Items listed in a dataset:

- - - - -

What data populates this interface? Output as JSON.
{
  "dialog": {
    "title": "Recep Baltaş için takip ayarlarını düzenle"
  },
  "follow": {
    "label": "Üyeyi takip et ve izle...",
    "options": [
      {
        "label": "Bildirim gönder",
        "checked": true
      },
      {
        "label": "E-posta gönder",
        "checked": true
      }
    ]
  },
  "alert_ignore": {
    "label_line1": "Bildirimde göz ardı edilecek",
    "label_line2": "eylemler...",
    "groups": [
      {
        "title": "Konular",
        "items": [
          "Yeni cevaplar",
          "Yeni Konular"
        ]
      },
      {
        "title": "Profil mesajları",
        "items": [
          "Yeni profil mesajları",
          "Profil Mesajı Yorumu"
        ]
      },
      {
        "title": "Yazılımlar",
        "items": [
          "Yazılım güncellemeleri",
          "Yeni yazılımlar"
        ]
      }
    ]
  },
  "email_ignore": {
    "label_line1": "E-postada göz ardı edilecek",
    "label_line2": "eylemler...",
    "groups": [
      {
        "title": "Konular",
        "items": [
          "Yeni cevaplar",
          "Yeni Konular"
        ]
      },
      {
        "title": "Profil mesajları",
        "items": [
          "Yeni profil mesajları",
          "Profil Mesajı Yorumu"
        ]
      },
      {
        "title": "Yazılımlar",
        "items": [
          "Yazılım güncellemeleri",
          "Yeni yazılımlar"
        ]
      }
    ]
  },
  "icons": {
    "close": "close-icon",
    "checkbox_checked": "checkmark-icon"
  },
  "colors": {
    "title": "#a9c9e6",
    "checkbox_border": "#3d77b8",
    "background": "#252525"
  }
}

- - - - -

INSTRUCTIONS FOR THE TASK = Retype every record above exactly as written.

RESPONSE TO THIS EXERCISE =
What data populates this interface? Output as JSON.
{
  "dialog": {
    "title": "Recep Baltaş için takip ayarlarını düzenle"
  },
  "follow": {
    "label": "Üyeyi takip et ve izle...",
    "options": [
      {
        "label": "Bildirim gönder",
        "checked": true
      },
      {
        "label": "E-posta gönder",
        "checked": true
      }
    ]
  },
  "alert_ignore": {
    "label_line1": "Bildirimde göz ardı edilecek",
    "label_line2": "eylemler...",
    "groups": [
      {
        "title": "Konular",
        "items": [
          "Yeni cevaplar",
          "Yeni Konular"
        ]
      },
      {
        "title": "Profil mesajları",
        "items": [
          "Yeni profil mesajları",
          "Profil Mesajı Yorumu"
        ]
      },
      {
        "title": "Yazılımlar",
        "items": [
          "Yazılım güncellemeleri",
          "Yeni yazılımlar"
        ]
      }
    ]
  },
  "email_ignore": {
    "label_line1": "E-postada göz ardı edilecek",
    "label_line2": "eylemler...",
    "groups": [
      {
        "title": "Konular",
        "items": [
          "Yeni cevaplar",
          "Yeni Konular"
        ]
      },
      {
        "title": "Profil mesajları",
        "items": [
          "Yeni profil mesajları",
          "Profil Mesajı Yorumu"
        ]
      },
      {
        "title": "Yazılımlar",
        "items": [
          "Yazılım güncellemeleri",
          "Yeni yazılımlar"
        ]
      }
    ]
  },
  "icons": {
    "close": "close-icon",
    "checkbox_checked": "checkmark-icon"
  },
  "colors": {
    "title": "#a9c9e6",
    "checkbox_border": "#3d77b8",
    "background": "#252525"
  }
}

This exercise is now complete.